▶ [GIVEN REQUEST]: Copy out each line of the listing that has the word "this" in it.

Data tied to figure images:
--- Begin ---

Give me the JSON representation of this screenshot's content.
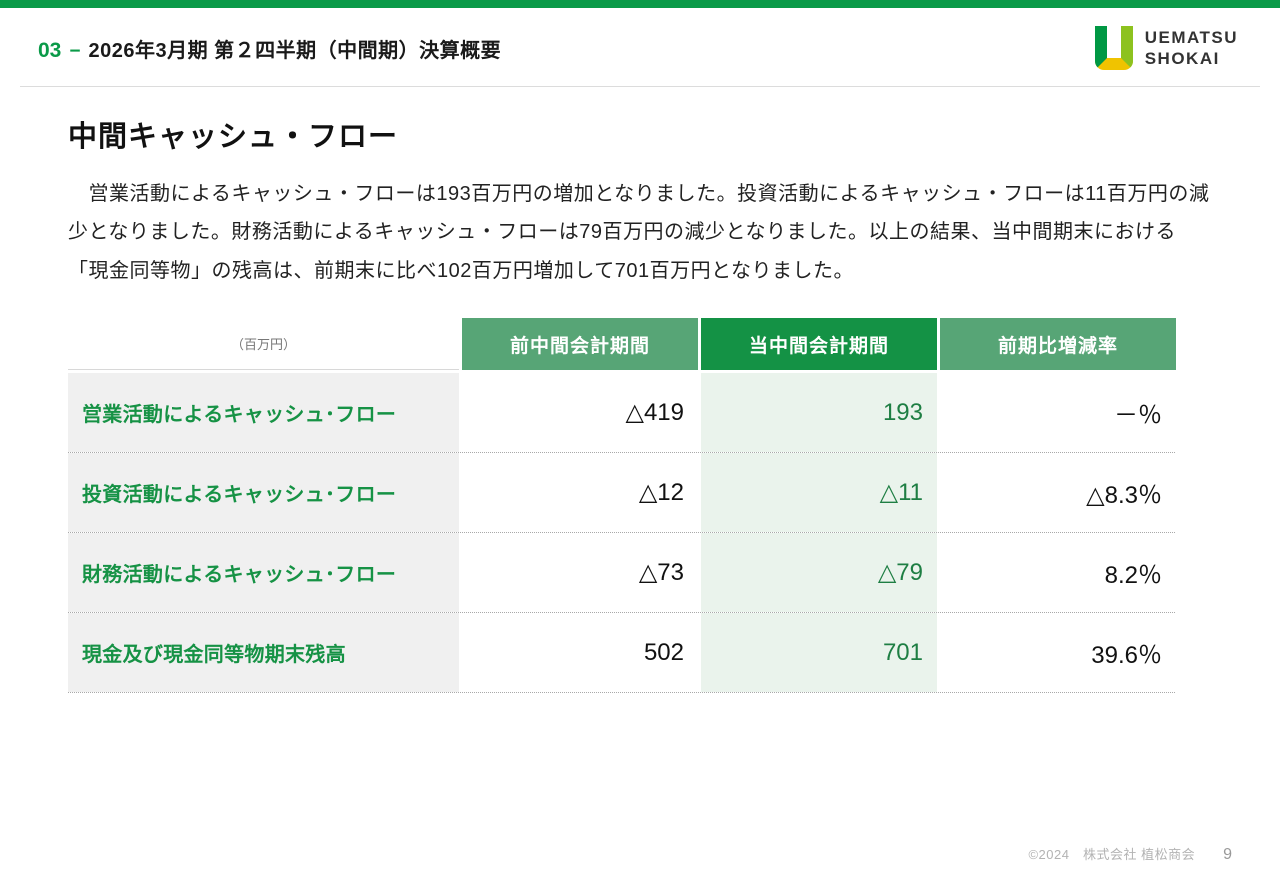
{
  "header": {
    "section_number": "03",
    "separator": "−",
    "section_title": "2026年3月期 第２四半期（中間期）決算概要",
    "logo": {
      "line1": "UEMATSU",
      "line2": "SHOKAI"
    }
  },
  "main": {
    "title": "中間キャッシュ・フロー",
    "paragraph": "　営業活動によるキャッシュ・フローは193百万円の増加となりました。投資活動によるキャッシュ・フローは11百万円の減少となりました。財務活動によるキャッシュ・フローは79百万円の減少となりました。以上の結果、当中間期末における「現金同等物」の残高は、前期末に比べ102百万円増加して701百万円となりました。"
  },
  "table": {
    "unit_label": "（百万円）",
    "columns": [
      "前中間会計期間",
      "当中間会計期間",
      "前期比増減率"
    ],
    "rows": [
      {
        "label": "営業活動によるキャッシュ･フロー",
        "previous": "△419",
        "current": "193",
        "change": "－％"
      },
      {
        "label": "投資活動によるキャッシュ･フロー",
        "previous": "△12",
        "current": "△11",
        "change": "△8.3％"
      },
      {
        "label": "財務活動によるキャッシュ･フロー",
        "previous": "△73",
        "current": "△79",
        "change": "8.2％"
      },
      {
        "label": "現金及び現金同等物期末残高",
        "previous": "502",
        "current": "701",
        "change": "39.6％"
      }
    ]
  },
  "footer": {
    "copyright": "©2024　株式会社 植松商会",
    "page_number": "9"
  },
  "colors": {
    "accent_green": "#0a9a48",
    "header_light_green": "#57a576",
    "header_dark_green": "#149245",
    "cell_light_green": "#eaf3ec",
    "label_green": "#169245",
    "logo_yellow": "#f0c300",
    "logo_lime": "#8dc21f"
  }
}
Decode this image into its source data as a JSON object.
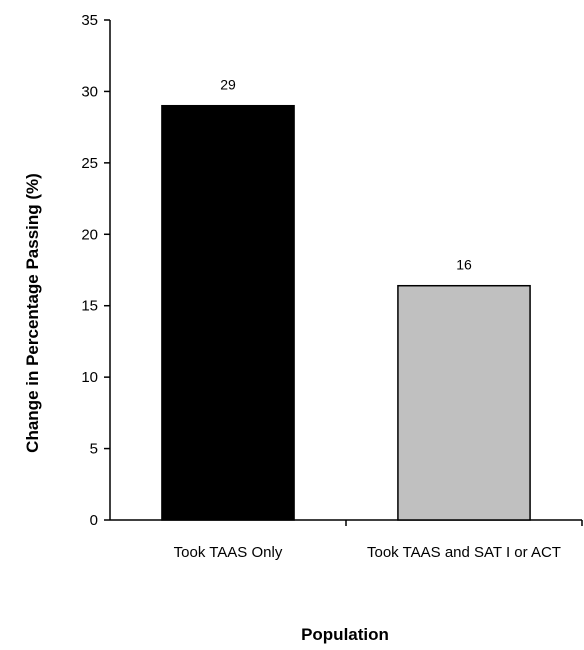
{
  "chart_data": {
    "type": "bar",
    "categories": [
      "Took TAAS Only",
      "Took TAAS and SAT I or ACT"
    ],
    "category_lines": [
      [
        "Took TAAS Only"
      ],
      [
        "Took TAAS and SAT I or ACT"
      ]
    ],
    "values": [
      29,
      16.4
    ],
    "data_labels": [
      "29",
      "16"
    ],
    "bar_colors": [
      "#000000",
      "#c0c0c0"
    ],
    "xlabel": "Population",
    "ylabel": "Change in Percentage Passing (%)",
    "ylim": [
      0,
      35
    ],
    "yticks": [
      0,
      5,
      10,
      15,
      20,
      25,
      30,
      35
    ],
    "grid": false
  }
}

--- End ---

▶ [WORKED ANSWER]:
Give me the JSON representation of this screenshot's content.
Decode this image into its source data as a JSON object.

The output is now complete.